◆ Tugas yang dikerjakan
- a) Terjemahkan kalimat dari teks bacaan tentang WTO ini ke dalam bahasa Inggris: "Namun sidang WTO yang berlangsung selama 9 hari itu gagal menghasilkan kesepakatan baru terkait penurunan tariff masuk produk-produk pertanian."
- b) Sebutkan semua penanda waktu berupa tanggal, bulan, atau tahun yang tercantum dalam teks bacaan tentang WTO.

◆ Teks bacaan
———

Kamis, 14 Agustus 2008

Pelajaran dari Liberalisasi Perdagangan ala WTO

World Trade Organization (WTO) yang merupakan salah satu pilar ekonomi kapitalisme global, baru saja menyelesaikan sidang putaran Jenewa yang dihadiri oleh 40 menteri perdagangan dari 40 negara. Namun sidang WTO yang berlangsung selama 9 hari itu gagal menghasilkan kesepakatan baru terkait penurunan tariff masuk produk-produk pertanian. Kegagalan itu merupakan yang kedua setelah perundingan WTO di Doha tahun 2001 juga mengalami nasib yang sama.
Ketua World Trade Organization, Pascal Lamy secara resmi akhirnya harus mengatakan di depan ratusan wartawan di Jenewa pada akhir Juli 2008 lalu. “Pihak-pihak yang bersilang pendapat tidak berhasil mencari solusi untuk mencari jalan tengah sehingga perundingan gagal menghasilkan kesepakatan,” ujarnya.

———

◆ Cuplikan baris data
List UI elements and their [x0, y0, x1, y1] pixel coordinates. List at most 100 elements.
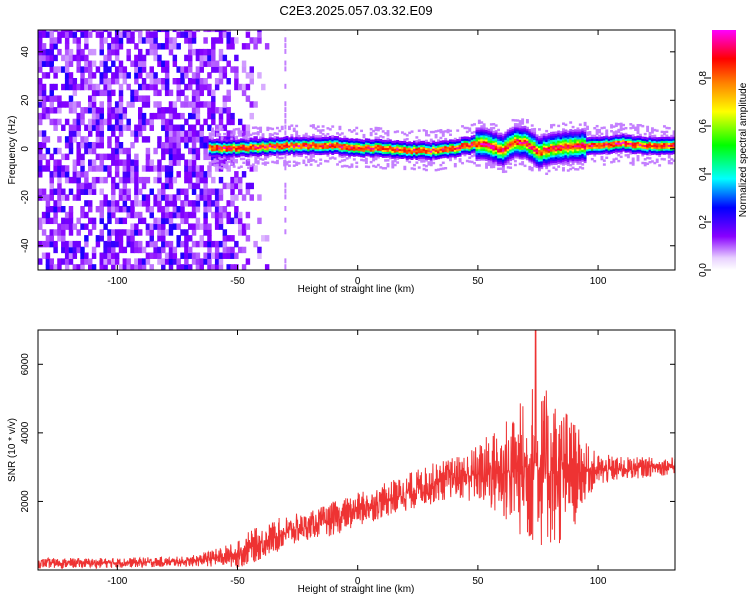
- spectrogram-cell: [480, 127, 484, 130]
- spectrogram-cell: [650, 140, 654, 144]
- spectrogram-cell: [180, 240, 185, 248]
- spectrogram-cell: [638, 143, 642, 146]
- spectrogram-cell: [309, 142, 313, 145]
- spectrogram-cell: [319, 141, 323, 144]
- spectrogram-cell: [396, 161, 400, 164]
- spectrogram-cell: [600, 144, 604, 147]
- spectrogram-cell: [191, 147, 197, 155]
- spectrogram-cell: [475, 148, 479, 152]
- spectrogram-cell: [518, 149, 522, 152]
- spectrogram-cell: [64, 142, 70, 149]
- spectrogram-cell: [338, 137, 342, 140]
- spectrogram-cell: [99, 30, 104, 33]
- spectrogram-cell: [564, 152, 568, 156]
- spectrogram-cell: [316, 125, 320, 128]
- spectrogram-cell: [149, 165, 154, 172]
- spectrogram-cell: [87, 83, 93, 91]
- spectrogram-cell: [214, 83, 220, 91]
- spectrogram-cell: [437, 147, 440, 150]
- spectrogram-cell: [569, 152, 573, 155]
- spectrogram-cell: [612, 144, 616, 148]
- spectrogram-cell: [49, 188, 54, 195]
- spectrogram-cell: [321, 144, 325, 148]
- spectrogram-cell: [562, 139, 565, 143]
- spectrogram-cell: [523, 154, 527, 158]
- spectrogram-cell: [612, 150, 616, 154]
- spectrogram-cell: [461, 136, 464, 140]
- spectrogram-cell: [338, 154, 342, 158]
- spectrogram-cell: [533, 127, 537, 131]
- spectrogram-cell: [367, 140, 371, 143]
- spectrogram-cell: [176, 264, 181, 270]
- spectrogram-cell: [562, 155, 565, 158]
- spectrogram-cell: [665, 136, 669, 139]
- spectrogram-cell: [492, 136, 496, 140]
- spectrogram-cell: [595, 144, 599, 147]
- spectrogram-cell: [321, 152, 325, 155]
- spectrogram-cell: [242, 153, 246, 157]
- spectrogram-cell: [211, 240, 216, 248]
- spectrogram-cell: [145, 200, 151, 207]
- spectrogram-cell: [485, 166, 489, 169]
- spectrogram-cell: [593, 154, 597, 157]
- spectrogram-cell: [658, 146, 662, 150]
- spectrogram-cell: [191, 223, 197, 230]
- spectrogram-cell: [482, 150, 486, 153]
- spectrogram-cell: [232, 149, 236, 153]
- spectrogram-cell: [499, 140, 503, 143]
- spectrogram-cell: [393, 144, 397, 147]
- spectrogram-cell: [312, 124, 315, 127]
- spectrogram-cell: [245, 223, 251, 230]
- spectrogram-cell: [72, 101, 78, 108]
- spectrogram-cell: [297, 144, 301, 148]
- spectrogram-cell: [114, 142, 120, 149]
- spectrogram-cell: [333, 147, 337, 151]
- spectrogram-cell: [619, 132, 623, 135]
- spectrogram-cell: [57, 264, 62, 270]
- spectrogram-cell: [45, 200, 51, 207]
- spectrogram-cell: [501, 151, 505, 154]
- spectrogram-cell: [523, 149, 527, 152]
- spectrogram-cell: [41, 54, 47, 62]
- spectrogram-cell: [218, 156, 222, 159]
- spectrogram-cell: [235, 149, 239, 152]
- spectrogram-cell: [521, 126, 525, 129]
- spectrogram-cell: [249, 149, 253, 152]
- spectrogram-cell: [161, 188, 166, 195]
- spectrogram-cell: [501, 162, 505, 166]
- spectrogram-cell: [285, 161, 289, 164]
- spectrogram-cell: [369, 139, 373, 143]
- spectrogram-cell: [49, 66, 54, 73]
- spectrogram-cell: [234, 78, 239, 85]
- spectrogram-cell: [513, 119, 517, 122]
- spectrogram-cell: [287, 143, 291, 146]
- spectrogram-cell: [68, 211, 74, 219]
- spectrogram-cell: [590, 157, 594, 161]
- spectrogram-cell: [114, 101, 120, 108]
- spectrogram-cell: [137, 72, 143, 79]
- spectrogram-cell: [187, 176, 193, 184]
- spectrogram-cell: [624, 142, 628, 145]
- spectrogram-cell: [239, 148, 243, 151]
- spectrogram-cell: [292, 137, 296, 140]
- spectrogram-cell: [475, 154, 479, 157]
- spectrogram-cell: [513, 124, 517, 128]
- spectrogram-cell: [164, 43, 170, 50]
- spectrogram-cell: [634, 136, 638, 139]
- spectrogram-cell: [309, 124, 313, 128]
- spectrogram-cell: [118, 246, 124, 254]
- spectrogram-cell: [295, 132, 299, 135]
- spectrogram-cell: [391, 148, 395, 152]
- spectrogram-cell: [215, 144, 219, 147]
- spectrogram-cell: [237, 229, 243, 236]
- spectrogram-cell: [316, 139, 320, 142]
- spectrogram-cell: [232, 144, 236, 147]
- spectrogram-cell: [376, 152, 380, 155]
- spectrogram-cell: [226, 107, 231, 114]
- spectrogram-cell: [631, 138, 635, 141]
- spectrogram-cell: [533, 155, 537, 158]
- spectrogram-cell: [501, 133, 505, 137]
- spectrogram-cell: [525, 144, 529, 147]
- spectrogram-cell: [434, 168, 438, 172]
- spectrogram-cell: [234, 240, 239, 248]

———

◆ Jawaban di bawah
- a) However, the nine-day WTO session failed to produce a new agreement on lowering import tariffs on agricultural products.

- b)
- Kamis, 14 Agustus 2008
- tahun 2001
- akhir Juli 2008